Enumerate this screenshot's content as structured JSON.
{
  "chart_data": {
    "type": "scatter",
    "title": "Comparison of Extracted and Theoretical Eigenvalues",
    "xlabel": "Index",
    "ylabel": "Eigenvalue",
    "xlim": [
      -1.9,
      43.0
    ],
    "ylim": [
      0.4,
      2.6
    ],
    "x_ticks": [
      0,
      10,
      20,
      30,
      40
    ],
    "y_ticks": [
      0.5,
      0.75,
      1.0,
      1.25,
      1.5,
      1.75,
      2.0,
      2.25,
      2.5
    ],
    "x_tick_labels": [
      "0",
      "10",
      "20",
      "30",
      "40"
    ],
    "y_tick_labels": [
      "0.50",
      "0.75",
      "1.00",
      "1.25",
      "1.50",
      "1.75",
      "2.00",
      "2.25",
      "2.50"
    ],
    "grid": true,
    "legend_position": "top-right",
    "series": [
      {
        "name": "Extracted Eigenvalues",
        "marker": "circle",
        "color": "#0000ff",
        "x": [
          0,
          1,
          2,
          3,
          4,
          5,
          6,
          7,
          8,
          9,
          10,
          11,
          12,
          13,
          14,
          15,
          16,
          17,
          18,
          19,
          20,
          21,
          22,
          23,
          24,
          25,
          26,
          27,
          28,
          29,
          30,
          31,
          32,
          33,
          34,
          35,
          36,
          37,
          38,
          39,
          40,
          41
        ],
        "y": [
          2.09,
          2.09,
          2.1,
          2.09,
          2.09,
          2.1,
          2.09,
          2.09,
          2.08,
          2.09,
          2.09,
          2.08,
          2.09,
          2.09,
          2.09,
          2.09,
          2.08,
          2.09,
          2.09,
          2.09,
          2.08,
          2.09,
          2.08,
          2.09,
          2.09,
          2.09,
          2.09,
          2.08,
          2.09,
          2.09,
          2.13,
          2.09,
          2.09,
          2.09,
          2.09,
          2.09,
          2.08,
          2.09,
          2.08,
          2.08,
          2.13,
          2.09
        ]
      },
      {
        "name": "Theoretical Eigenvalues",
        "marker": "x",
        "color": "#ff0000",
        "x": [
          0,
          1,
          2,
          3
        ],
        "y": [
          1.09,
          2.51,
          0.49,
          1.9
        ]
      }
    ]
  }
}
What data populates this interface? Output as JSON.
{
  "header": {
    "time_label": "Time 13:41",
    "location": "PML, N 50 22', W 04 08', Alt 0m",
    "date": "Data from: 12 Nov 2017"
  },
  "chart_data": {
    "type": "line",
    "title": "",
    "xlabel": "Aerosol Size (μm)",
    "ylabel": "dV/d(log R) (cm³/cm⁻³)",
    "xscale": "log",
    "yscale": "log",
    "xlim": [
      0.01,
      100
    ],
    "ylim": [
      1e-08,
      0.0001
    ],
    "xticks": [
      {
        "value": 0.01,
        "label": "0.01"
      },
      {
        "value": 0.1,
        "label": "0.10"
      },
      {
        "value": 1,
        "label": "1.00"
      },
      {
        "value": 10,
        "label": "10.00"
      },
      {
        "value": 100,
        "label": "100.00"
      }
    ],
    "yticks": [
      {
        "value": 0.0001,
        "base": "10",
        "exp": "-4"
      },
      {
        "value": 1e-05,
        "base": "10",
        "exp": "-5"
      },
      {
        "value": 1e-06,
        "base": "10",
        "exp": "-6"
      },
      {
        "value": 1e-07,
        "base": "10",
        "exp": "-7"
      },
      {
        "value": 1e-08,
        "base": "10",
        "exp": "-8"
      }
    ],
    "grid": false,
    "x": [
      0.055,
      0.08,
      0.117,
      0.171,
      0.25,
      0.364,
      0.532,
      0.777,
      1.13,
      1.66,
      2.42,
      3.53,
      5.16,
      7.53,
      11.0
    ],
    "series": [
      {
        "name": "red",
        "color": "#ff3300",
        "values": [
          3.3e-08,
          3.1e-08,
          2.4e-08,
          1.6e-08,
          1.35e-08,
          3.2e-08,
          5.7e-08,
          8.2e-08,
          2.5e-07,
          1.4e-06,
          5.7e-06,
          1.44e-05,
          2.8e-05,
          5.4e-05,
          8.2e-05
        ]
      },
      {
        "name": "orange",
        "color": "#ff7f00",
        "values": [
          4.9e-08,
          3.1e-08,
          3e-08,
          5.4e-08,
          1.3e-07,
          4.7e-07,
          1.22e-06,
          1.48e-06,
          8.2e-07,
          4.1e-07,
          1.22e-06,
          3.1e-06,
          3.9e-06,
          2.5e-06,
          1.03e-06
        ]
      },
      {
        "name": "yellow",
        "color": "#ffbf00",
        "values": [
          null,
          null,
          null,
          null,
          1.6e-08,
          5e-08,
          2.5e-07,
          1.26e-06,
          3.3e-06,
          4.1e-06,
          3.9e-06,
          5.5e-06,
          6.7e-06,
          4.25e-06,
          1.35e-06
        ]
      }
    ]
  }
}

*What to do*
Give all the entries again exactly; leave none out.

*Exercise solution*
Enumerate this screenshot's content as structured JSON.
{
  "chart_data": {
    "type": "scatter",
    "title": "Comparison of Extracted and Theoretical Eigenvalues",
    "xlabel": "Index",
    "ylabel": "Eigenvalue",
    "xlim": [
      -1.9,
      43.0
    ],
    "ylim": [
      0.4,
      2.6
    ],
    "x_ticks": [
      0,
      10,
      20,
      30,
      40
    ],
    "y_ticks": [
      0.5,
      0.75,
      1.0,
      1.25,
      1.5,
      1.75,
      2.0,
      2.25,
      2.5
    ],
    "x_tick_labels": [
      "0",
      "10",
      "20",
      "30",
      "40"
    ],
    "y_tick_labels": [
      "0.50",
      "0.75",
      "1.00",
      "1.25",
      "1.50",
      "1.75",
      "2.00",
      "2.25",
      "2.50"
    ],
    "grid": true,
    "legend_position": "top-right",
    "series": [
      {
        "name": "Extracted Eigenvalues",
        "marker": "circle",
        "color": "#0000ff",
        "x": [
          0,
          1,
          2,
          3,
          4,
          5,
          6,
          7,
          8,
          9,
          10,
          11,
          12,
          13,
          14,
          15,
          16,
          17,
          18,
          19,
          20,
          21,
          22,
          23,
          24,
          25,
          26,
          27,
          28,
          29,
          30,
          31,
          32,
          33,
          34,
          35,
          36,
          37,
          38,
          39,
          40,
          41
        ],
        "y": [
          2.09,
          2.09,
          2.1,
          2.09,
          2.09,
          2.1,
          2.09,
          2.09,
          2.08,
          2.09,
          2.09,
          2.08,
          2.09,
          2.09,
          2.09,
          2.09,
          2.08,
          2.09,
          2.09,
          2.09,
          2.08,
          2.09,
          2.08,
          2.09,
          2.09,
          2.09,
          2.09,
          2.08,
          2.09,
          2.09,
          2.13,
          2.09,
          2.09,
          2.09,
          2.09,
          2.09,
          2.08,
          2.09,
          2.08,
          2.08,
          2.13,
          2.09
        ]
      },
      {
        "name": "Theoretical Eigenvalues",
        "marker": "x",
        "color": "#ff0000",
        "x": [
          0,
          1,
          2,
          3
        ],
        "y": [
          1.09,
          2.51,
          0.49,
          1.9
        ]
      }
    ]
  }
}
What data populates this interface? Output as JSON.
{
  "header": {
    "time_label": "Time 13:41",
    "location": "PML, N 50 22', W 04 08', Alt 0m",
    "date": "Data from: 12 Nov 2017"
  },
  "chart_data": {
    "type": "line",
    "title": "",
    "xlabel": "Aerosol Size (μm)",
    "ylabel": "dV/d(log R) (cm³/cm⁻³)",
    "xscale": "log",
    "yscale": "log",
    "xlim": [
      0.01,
      100
    ],
    "ylim": [
      1e-08,
      0.0001
    ],
    "xticks": [
      {
        "value": 0.01,
        "label": "0.01"
      },
      {
        "value": 0.1,
        "label": "0.10"
      },
      {
        "value": 1,
        "label": "1.00"
      },
      {
        "value": 10,
        "label": "10.00"
      },
      {
        "value": 100,
        "label": "100.00"
      }
    ],
    "yticks": [
      {
        "value": 0.0001,
        "base": "10",
        "exp": "-4"
      },
      {
        "value": 1e-05,
        "base": "10",
        "exp": "-5"
      },
      {
        "value": 1e-06,
        "base": "10",
        "exp": "-6"
      },
      {
        "value": 1e-07,
        "base": "10",
        "exp": "-7"
      },
      {
        "value": 1e-08,
        "base": "10",
        "exp": "-8"
      }
    ],
    "grid": false,
    "x": [
      0.055,
      0.08,
      0.117,
      0.171,
      0.25,
      0.364,
      0.532,
      0.777,
      1.13,
      1.66,
      2.42,
      3.53,
      5.16,
      7.53,
      11.0
    ],
    "series": [
      {
        "name": "red",
        "color": "#ff3300",
        "values": [
          3.3e-08,
          3.1e-08,
          2.4e-08,
          1.6e-08,
          1.35e-08,
          3.2e-08,
          5.7e-08,
          8.2e-08,
          2.5e-07,
          1.4e-06,
          5.7e-06,
          1.44e-05,
          2.8e-05,
          5.4e-05,
          8.2e-05
        ]
      },
      {
        "name": "orange",
        "color": "#ff7f00",
        "values": [
          4.9e-08,
          3.1e-08,
          3e-08,
          5.4e-08,
          1.3e-07,
          4.7e-07,
          1.22e-06,
          1.48e-06,
          8.2e-07,
          4.1e-07,
          1.22e-06,
          3.1e-06,
          3.9e-06,
          2.5e-06,
          1.03e-06
        ]
      },
      {
        "name": "yellow",
        "color": "#ffbf00",
        "values": [
          null,
          null,
          null,
          null,
          1.6e-08,
          5e-08,
          2.5e-07,
          1.26e-06,
          3.3e-06,
          4.1e-06,
          3.9e-06,
          5.5e-06,
          6.7e-06,
          4.25e-06,
          1.35e-06
        ]
      }
    ]
  }
}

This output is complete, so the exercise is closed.